--- Start of Records for the task ---
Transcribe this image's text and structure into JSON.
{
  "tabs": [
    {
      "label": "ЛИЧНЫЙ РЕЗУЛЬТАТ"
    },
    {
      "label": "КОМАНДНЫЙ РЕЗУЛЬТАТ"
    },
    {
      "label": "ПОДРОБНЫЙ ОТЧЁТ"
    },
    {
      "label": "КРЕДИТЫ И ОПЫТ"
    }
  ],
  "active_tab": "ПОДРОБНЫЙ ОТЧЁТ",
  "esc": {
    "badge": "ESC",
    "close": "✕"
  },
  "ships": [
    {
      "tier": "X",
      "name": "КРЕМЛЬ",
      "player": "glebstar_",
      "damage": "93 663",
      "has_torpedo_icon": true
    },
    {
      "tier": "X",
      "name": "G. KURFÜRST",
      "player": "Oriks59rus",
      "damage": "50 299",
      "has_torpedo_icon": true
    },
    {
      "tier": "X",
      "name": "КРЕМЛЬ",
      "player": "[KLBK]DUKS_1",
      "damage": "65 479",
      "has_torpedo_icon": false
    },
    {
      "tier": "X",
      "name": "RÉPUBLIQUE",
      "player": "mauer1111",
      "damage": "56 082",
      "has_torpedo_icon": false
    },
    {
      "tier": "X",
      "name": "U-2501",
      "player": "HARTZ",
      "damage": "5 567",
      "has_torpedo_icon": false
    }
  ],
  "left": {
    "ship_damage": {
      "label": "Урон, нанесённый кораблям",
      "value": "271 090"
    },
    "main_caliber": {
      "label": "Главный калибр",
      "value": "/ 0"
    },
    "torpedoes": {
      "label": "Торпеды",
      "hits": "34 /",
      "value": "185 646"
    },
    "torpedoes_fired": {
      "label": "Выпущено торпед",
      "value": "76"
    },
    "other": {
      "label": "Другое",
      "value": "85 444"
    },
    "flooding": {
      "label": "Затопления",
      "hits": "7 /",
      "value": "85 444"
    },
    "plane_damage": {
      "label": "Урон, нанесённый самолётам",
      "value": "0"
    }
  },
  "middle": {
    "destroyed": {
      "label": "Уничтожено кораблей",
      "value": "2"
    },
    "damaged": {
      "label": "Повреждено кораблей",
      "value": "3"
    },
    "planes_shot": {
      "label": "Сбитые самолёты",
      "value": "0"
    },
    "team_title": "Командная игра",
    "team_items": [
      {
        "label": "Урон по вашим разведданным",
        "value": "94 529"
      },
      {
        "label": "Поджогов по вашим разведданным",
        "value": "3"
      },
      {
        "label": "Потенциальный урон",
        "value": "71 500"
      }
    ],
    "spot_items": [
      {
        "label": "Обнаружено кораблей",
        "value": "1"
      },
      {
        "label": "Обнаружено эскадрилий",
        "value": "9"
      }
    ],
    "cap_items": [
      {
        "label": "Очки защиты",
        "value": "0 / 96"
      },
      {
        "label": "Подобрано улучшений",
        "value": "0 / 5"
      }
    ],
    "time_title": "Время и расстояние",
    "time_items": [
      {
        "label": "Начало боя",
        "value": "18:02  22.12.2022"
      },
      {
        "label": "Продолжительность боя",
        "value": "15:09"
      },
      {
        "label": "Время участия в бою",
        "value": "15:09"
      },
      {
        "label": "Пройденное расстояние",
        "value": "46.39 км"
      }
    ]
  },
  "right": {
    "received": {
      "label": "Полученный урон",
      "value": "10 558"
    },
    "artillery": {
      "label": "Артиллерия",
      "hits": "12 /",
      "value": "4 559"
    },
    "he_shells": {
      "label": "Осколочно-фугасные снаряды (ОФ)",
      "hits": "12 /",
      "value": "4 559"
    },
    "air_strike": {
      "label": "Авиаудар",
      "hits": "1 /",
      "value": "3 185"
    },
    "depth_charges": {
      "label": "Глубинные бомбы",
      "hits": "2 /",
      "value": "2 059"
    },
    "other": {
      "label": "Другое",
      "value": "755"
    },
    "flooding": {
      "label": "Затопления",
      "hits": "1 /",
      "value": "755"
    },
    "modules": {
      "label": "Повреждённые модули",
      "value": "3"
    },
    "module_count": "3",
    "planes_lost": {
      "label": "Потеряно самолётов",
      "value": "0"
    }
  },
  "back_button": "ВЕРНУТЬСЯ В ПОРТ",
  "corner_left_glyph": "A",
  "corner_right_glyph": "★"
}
--- End of Records for the task ---
Give the entries once more, exactly as they appear.

Transcribe this image's text and structure into JSON.
{
  "tabs": [
    {
      "label": "ЛИЧНЫЙ РЕЗУЛЬТАТ"
    },
    {
      "label": "КОМАНДНЫЙ РЕЗУЛЬТАТ"
    },
    {
      "label": "ПОДРОБНЫЙ ОТЧЁТ"
    },
    {
      "label": "КРЕДИТЫ И ОПЫТ"
    }
  ],
  "active_tab": "ПОДРОБНЫЙ ОТЧЁТ",
  "esc": {
    "badge": "ESC",
    "close": "✕"
  },
  "ships": [
    {
      "tier": "X",
      "name": "КРЕМЛЬ",
      "player": "glebstar_",
      "damage": "93 663",
      "has_torpedo_icon": true
    },
    {
      "tier": "X",
      "name": "G. KURFÜRST",
      "player": "Oriks59rus",
      "damage": "50 299",
      "has_torpedo_icon": true
    },
    {
      "tier": "X",
      "name": "КРЕМЛЬ",
      "player": "[KLBK]DUKS_1",
      "damage": "65 479",
      "has_torpedo_icon": false
    },
    {
      "tier": "X",
      "name": "RÉPUBLIQUE",
      "player": "mauer1111",
      "damage": "56 082",
      "has_torpedo_icon": false
    },
    {
      "tier": "X",
      "name": "U-2501",
      "player": "HARTZ",
      "damage": "5 567",
      "has_torpedo_icon": false
    }
  ],
  "left": {
    "ship_damage": {
      "label": "Урон, нанесённый кораблям",
      "value": "271 090"
    },
    "main_caliber": {
      "label": "Главный калибр",
      "value": "/ 0"
    },
    "torpedoes": {
      "label": "Торпеды",
      "hits": "34 /",
      "value": "185 646"
    },
    "torpedoes_fired": {
      "label": "Выпущено торпед",
      "value": "76"
    },
    "other": {
      "label": "Другое",
      "value": "85 444"
    },
    "flooding": {
      "label": "Затопления",
      "hits": "7 /",
      "value": "85 444"
    },
    "plane_damage": {
      "label": "Урон, нанесённый самолётам",
      "value": "0"
    }
  },
  "middle": {
    "destroyed": {
      "label": "Уничтожено кораблей",
      "value": "2"
    },
    "damaged": {
      "label": "Повреждено кораблей",
      "value": "3"
    },
    "planes_shot": {
      "label": "Сбитые самолёты",
      "value": "0"
    },
    "team_title": "Командная игра",
    "team_items": [
      {
        "label": "Урон по вашим разведданным",
        "value": "94 529"
      },
      {
        "label": "Поджогов по вашим разведданным",
        "value": "3"
      },
      {
        "label": "Потенциальный урон",
        "value": "71 500"
      }
    ],
    "spot_items": [
      {
        "label": "Обнаружено кораблей",
        "value": "1"
      },
      {
        "label": "Обнаружено эскадрилий",
        "value": "9"
      }
    ],
    "cap_items": [
      {
        "label": "Очки защиты",
        "value": "0 / 96"
      },
      {
        "label": "Подобрано улучшений",
        "value": "0 / 5"
      }
    ],
    "time_title": "Время и расстояние",
    "time_items": [
      {
        "label": "Начало боя",
        "value": "18:02  22.12.2022"
      },
      {
        "label": "Продолжительность боя",
        "value": "15:09"
      },
      {
        "label": "Время участия в бою",
        "value": "15:09"
      },
      {
        "label": "Пройденное расстояние",
        "value": "46.39 км"
      }
    ]
  },
  "right": {
    "received": {
      "label": "Полученный урон",
      "value": "10 558"
    },
    "artillery": {
      "label": "Артиллерия",
      "hits": "12 /",
      "value": "4 559"
    },
    "he_shells": {
      "label": "Осколочно-фугасные снаряды (ОФ)",
      "hits": "12 /",
      "value": "4 559"
    },
    "air_strike": {
      "label": "Авиаудар",
      "hits": "1 /",
      "value": "3 185"
    },
    "depth_charges": {
      "label": "Глубинные бомбы",
      "hits": "2 /",
      "value": "2 059"
    },
    "other": {
      "label": "Другое",
      "value": "755"
    },
    "flooding": {
      "label": "Затопления",
      "hits": "1 /",
      "value": "755"
    },
    "modules": {
      "label": "Повреждённые модули",
      "value": "3"
    },
    "module_count": "3",
    "planes_lost": {
      "label": "Потеряно самолётов",
      "value": "0"
    }
  },
  "back_button": "ВЕРНУТЬСЯ В ПОРТ",
  "corner_left_glyph": "A",
  "corner_right_glyph": "★"
}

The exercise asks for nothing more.